- [STATED GOAL] Return the records, each one exactly as written.
******************************
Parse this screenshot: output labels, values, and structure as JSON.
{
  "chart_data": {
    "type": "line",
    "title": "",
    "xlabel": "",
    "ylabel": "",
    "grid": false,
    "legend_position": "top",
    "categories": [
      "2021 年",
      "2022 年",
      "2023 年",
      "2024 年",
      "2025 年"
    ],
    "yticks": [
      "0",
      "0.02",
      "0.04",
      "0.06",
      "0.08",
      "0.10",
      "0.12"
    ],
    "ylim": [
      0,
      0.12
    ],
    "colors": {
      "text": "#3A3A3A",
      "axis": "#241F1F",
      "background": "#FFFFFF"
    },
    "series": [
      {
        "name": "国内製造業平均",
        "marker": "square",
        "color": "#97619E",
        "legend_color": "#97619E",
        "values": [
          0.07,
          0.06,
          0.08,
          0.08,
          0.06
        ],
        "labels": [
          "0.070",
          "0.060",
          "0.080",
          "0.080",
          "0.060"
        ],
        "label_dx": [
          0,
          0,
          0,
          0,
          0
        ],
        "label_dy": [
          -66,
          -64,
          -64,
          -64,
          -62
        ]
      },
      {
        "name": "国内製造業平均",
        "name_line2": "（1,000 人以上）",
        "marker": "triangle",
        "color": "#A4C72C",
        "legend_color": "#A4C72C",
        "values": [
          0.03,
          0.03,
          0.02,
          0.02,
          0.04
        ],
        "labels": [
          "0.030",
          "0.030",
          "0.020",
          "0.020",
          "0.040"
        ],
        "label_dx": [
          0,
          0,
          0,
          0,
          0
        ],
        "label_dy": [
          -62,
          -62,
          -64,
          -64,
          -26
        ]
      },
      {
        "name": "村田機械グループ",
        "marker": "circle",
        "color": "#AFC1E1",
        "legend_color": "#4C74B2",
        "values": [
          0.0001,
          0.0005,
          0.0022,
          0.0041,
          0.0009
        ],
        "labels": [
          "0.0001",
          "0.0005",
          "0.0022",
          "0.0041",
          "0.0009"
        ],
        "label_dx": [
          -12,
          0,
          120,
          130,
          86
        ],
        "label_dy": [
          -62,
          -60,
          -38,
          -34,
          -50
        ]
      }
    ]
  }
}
******************************
- [ANSWER FOR THIS EXERCISE]
Parse this screenshot: output labels, values, and structure as JSON.
{
  "chart_data": {
    "type": "line",
    "title": "",
    "xlabel": "",
    "ylabel": "",
    "grid": false,
    "legend_position": "top",
    "categories": [
      "2021 年",
      "2022 年",
      "2023 年",
      "2024 年",
      "2025 年"
    ],
    "yticks": [
      "0",
      "0.02",
      "0.04",
      "0.06",
      "0.08",
      "0.10",
      "0.12"
    ],
    "ylim": [
      0,
      0.12
    ],
    "colors": {
      "text": "#3A3A3A",
      "axis": "#241F1F",
      "background": "#FFFFFF"
    },
    "series": [
      {
        "name": "国内製造業平均",
        "marker": "square",
        "color": "#97619E",
        "legend_color": "#97619E",
        "values": [
          0.07,
          0.06,
          0.08,
          0.08,
          0.06
        ],
        "labels": [
          "0.070",
          "0.060",
          "0.080",
          "0.080",
          "0.060"
        ],
        "label_dx": [
          0,
          0,
          0,
          0,
          0
        ],
        "label_dy": [
          -66,
          -64,
          -64,
          -64,
          -62
        ]
      },
      {
        "name": "国内製造業平均",
        "name_line2": "（1,000 人以上）",
        "marker": "triangle",
        "color": "#A4C72C",
        "legend_color": "#A4C72C",
        "values": [
          0.03,
          0.03,
          0.02,
          0.02,
          0.04
        ],
        "labels": [
          "0.030",
          "0.030",
          "0.020",
          "0.020",
          "0.040"
        ],
        "label_dx": [
          0,
          0,
          0,
          0,
          0
        ],
        "label_dy": [
          -62,
          -62,
          -64,
          -64,
          -26
        ]
      },
      {
        "name": "村田機械グループ",
        "marker": "circle",
        "color": "#AFC1E1",
        "legend_color": "#4C74B2",
        "values": [
          0.0001,
          0.0005,
          0.0022,
          0.0041,
          0.0009
        ],
        "labels": [
          "0.0001",
          "0.0005",
          "0.0022",
          "0.0041",
          "0.0009"
        ],
        "label_dx": [
          -12,
          0,
          120,
          130,
          86
        ],
        "label_dy": [
          -62,
          -60,
          -38,
          -34,
          -50
        ]
      }
    ]
  }
}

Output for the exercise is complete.